__TO BE DONE__.
Extract every record, keeping each one exactly as it is.

__INFORMATION PROVIDED__.
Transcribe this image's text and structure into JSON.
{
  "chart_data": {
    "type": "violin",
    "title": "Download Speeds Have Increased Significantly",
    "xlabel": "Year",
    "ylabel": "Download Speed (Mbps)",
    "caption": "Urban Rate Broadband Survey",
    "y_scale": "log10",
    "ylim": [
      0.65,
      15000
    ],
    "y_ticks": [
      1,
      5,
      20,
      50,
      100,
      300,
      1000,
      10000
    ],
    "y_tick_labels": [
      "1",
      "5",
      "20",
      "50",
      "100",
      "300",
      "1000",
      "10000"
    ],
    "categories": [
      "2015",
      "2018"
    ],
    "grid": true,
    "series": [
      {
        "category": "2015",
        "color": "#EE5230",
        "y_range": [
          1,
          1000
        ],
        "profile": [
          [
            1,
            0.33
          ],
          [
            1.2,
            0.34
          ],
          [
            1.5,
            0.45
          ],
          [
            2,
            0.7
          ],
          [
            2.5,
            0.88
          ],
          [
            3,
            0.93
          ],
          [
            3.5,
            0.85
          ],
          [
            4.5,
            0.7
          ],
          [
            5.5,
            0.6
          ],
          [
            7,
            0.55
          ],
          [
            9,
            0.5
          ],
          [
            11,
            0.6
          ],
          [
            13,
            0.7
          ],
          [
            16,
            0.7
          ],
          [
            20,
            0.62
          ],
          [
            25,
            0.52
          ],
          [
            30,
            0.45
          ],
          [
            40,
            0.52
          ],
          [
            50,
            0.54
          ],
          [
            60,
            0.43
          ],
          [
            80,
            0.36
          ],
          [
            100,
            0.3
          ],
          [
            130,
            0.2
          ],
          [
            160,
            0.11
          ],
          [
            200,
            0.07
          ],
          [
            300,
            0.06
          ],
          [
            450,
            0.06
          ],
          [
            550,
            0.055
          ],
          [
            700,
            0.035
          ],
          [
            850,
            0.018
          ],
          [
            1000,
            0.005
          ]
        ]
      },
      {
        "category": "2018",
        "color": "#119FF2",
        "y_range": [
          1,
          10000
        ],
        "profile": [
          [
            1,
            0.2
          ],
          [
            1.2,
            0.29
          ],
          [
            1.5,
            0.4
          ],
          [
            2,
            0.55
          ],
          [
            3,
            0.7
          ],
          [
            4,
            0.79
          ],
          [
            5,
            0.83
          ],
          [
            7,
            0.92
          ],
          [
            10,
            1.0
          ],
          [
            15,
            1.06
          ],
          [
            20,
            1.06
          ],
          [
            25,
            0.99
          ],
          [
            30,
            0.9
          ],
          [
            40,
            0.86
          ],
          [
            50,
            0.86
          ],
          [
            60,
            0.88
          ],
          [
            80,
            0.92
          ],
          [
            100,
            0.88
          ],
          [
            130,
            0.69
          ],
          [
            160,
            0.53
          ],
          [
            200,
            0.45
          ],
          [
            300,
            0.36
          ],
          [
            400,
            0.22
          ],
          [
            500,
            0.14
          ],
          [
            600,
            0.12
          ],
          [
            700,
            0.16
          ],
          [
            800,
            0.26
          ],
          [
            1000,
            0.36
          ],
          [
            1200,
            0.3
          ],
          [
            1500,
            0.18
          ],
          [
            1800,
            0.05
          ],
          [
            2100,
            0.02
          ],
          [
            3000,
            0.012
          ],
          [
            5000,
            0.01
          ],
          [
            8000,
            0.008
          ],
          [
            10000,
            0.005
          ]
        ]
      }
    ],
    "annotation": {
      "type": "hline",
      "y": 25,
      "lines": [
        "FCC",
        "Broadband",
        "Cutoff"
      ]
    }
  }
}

__FULL ANSWER__.
Transcribe this image's text and structure into JSON.
{
  "chart_data": {
    "type": "violin",
    "title": "Download Speeds Have Increased Significantly",
    "xlabel": "Year",
    "ylabel": "Download Speed (Mbps)",
    "caption": "Urban Rate Broadband Survey",
    "y_scale": "log10",
    "ylim": [
      0.65,
      15000
    ],
    "y_ticks": [
      1,
      5,
      20,
      50,
      100,
      300,
      1000,
      10000
    ],
    "y_tick_labels": [
      "1",
      "5",
      "20",
      "50",
      "100",
      "300",
      "1000",
      "10000"
    ],
    "categories": [
      "2015",
      "2018"
    ],
    "grid": true,
    "series": [
      {
        "category": "2015",
        "color": "#EE5230",
        "y_range": [
          1,
          1000
        ],
        "profile": [
          [
            1,
            0.33
          ],
          [
            1.2,
            0.34
          ],
          [
            1.5,
            0.45
          ],
          [
            2,
            0.7
          ],
          [
            2.5,
            0.88
          ],
          [
            3,
            0.93
          ],
          [
            3.5,
            0.85
          ],
          [
            4.5,
            0.7
          ],
          [
            5.5,
            0.6
          ],
          [
            7,
            0.55
          ],
          [
            9,
            0.5
          ],
          [
            11,
            0.6
          ],
          [
            13,
            0.7
          ],
          [
            16,
            0.7
          ],
          [
            20,
            0.62
          ],
          [
            25,
            0.52
          ],
          [
            30,
            0.45
          ],
          [
            40,
            0.52
          ],
          [
            50,
            0.54
          ],
          [
            60,
            0.43
          ],
          [
            80,
            0.36
          ],
          [
            100,
            0.3
          ],
          [
            130,
            0.2
          ],
          [
            160,
            0.11
          ],
          [
            200,
            0.07
          ],
          [
            300,
            0.06
          ],
          [
            450,
            0.06
          ],
          [
            550,
            0.055
          ],
          [
            700,
            0.035
          ],
          [
            850,
            0.018
          ],
          [
            1000,
            0.005
          ]
        ]
      },
      {
        "category": "2018",
        "color": "#119FF2",
        "y_range": [
          1,
          10000
        ],
        "profile": [
          [
            1,
            0.2
          ],
          [
            1.2,
            0.29
          ],
          [
            1.5,
            0.4
          ],
          [
            2,
            0.55
          ],
          [
            3,
            0.7
          ],
          [
            4,
            0.79
          ],
          [
            5,
            0.83
          ],
          [
            7,
            0.92
          ],
          [
            10,
            1.0
          ],
          [
            15,
            1.06
          ],
          [
            20,
            1.06
          ],
          [
            25,
            0.99
          ],
          [
            30,
            0.9
          ],
          [
            40,
            0.86
          ],
          [
            50,
            0.86
          ],
          [
            60,
            0.88
          ],
          [
            80,
            0.92
          ],
          [
            100,
            0.88
          ],
          [
            130,
            0.69
          ],
          [
            160,
            0.53
          ],
          [
            200,
            0.45
          ],
          [
            300,
            0.36
          ],
          [
            400,
            0.22
          ],
          [
            500,
            0.14
          ],
          [
            600,
            0.12
          ],
          [
            700,
            0.16
          ],
          [
            800,
            0.26
          ],
          [
            1000,
            0.36
          ],
          [
            1200,
            0.3
          ],
          [
            1500,
            0.18
          ],
          [
            1800,
            0.05
          ],
          [
            2100,
            0.02
          ],
          [
            3000,
            0.012
          ],
          [
            5000,
            0.01
          ],
          [
            8000,
            0.008
          ],
          [
            10000,
            0.005
          ]
        ]
      }
    ],
    "annotation": {
      "type": "hline",
      "y": 25,
      "lines": [
        "FCC",
        "Broadband",
        "Cutoff"
      ]
    }
  }
}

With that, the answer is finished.